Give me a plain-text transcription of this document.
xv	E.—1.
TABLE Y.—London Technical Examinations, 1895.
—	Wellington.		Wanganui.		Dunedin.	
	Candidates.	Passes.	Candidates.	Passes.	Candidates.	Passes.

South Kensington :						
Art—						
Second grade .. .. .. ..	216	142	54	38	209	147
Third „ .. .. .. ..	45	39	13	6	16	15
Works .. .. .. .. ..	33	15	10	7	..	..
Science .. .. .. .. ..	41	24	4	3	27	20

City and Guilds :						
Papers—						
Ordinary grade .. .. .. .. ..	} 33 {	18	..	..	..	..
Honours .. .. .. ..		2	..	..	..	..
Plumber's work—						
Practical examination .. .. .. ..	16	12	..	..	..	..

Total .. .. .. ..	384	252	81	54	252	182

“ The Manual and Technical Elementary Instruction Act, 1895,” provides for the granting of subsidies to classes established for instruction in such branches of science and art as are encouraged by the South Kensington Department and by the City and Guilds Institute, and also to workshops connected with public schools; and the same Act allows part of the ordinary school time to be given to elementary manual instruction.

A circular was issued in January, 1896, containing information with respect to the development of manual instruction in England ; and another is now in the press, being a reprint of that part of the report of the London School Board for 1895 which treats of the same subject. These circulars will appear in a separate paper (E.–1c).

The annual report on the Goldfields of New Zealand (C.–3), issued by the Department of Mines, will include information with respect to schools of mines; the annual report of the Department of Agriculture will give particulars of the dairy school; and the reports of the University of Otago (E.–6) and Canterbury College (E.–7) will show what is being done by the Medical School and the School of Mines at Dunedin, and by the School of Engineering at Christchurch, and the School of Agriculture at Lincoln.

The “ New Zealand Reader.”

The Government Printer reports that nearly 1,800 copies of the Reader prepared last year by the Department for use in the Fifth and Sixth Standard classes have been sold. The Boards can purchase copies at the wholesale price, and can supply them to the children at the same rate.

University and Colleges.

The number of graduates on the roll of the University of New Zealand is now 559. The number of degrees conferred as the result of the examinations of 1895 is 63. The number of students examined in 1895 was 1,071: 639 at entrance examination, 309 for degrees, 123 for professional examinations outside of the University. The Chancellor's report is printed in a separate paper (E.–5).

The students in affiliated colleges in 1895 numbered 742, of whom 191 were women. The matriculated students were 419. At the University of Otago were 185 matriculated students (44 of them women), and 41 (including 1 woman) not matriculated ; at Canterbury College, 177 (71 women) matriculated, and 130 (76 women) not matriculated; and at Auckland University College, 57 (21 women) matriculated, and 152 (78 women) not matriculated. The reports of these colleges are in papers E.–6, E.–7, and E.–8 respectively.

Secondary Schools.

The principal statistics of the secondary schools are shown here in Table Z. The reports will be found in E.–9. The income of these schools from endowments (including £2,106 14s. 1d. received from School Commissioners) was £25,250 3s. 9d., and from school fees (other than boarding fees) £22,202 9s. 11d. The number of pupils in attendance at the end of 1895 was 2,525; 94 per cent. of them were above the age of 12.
———
Select and copy each line from the data that includes the word "London".

TABLE Y.—London Technical Examinations, 1895.
A circular was issued in January, 1896, containing information with respect to the development of manual instruction in England ; and another is now in the press, being a reprint of that part of the report of the London School Board for 1895 which treats of the same subject. These circulars will appear in a separate paper (E.–1c).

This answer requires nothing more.